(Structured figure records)
— BEGIN —

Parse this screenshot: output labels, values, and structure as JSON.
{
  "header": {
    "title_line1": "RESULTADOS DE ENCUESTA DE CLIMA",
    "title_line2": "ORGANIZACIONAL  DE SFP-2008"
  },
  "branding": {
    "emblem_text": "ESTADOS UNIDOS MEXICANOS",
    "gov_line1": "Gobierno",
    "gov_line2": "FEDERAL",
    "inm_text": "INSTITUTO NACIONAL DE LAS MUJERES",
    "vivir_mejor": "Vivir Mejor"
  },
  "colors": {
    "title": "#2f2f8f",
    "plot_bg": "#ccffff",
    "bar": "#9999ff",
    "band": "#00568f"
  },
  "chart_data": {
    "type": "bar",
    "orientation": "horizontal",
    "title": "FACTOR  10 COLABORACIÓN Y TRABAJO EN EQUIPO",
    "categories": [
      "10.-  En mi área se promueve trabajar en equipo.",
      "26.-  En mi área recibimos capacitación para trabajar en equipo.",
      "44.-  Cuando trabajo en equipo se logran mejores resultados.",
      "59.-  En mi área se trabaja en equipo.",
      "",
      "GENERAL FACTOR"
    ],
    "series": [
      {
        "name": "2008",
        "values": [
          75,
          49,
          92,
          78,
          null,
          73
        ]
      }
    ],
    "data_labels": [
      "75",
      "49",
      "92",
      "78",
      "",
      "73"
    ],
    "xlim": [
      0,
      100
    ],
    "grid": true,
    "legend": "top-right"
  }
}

— END —

> _Work instructions_
Each line must be given again exactly as written above.

> _Completed exercise_
Parse this screenshot: output labels, values, and structure as JSON.
{
  "header": {
    "title_line1": "RESULTADOS DE ENCUESTA DE CLIMA",
    "title_line2": "ORGANIZACIONAL  DE SFP-2008"
  },
  "branding": {
    "emblem_text": "ESTADOS UNIDOS MEXICANOS",
    "gov_line1": "Gobierno",
    "gov_line2": "FEDERAL",
    "inm_text": "INSTITUTO NACIONAL DE LAS MUJERES",
    "vivir_mejor": "Vivir Mejor"
  },
  "colors": {
    "title": "#2f2f8f",
    "plot_bg": "#ccffff",
    "bar": "#9999ff",
    "band": "#00568f"
  },
  "chart_data": {
    "type": "bar",
    "orientation": "horizontal",
    "title": "FACTOR  10 COLABORACIÓN Y TRABAJO EN EQUIPO",
    "categories": [
      "10.-  En mi área se promueve trabajar en equipo.",
      "26.-  En mi área recibimos capacitación para trabajar en equipo.",
      "44.-  Cuando trabajo en equipo se logran mejores resultados.",
      "59.-  En mi área se trabaja en equipo.",
      "",
      "GENERAL FACTOR"
    ],
    "series": [
      {
        "name": "2008",
        "values": [
          75,
          49,
          92,
          78,
          null,
          73
        ]
      }
    ],
    "data_labels": [
      "75",
      "49",
      "92",
      "78",
      "",
      "73"
    ],
    "xlim": [
      0,
      100
    ],
    "grid": true,
    "legend": "top-right"
  }
}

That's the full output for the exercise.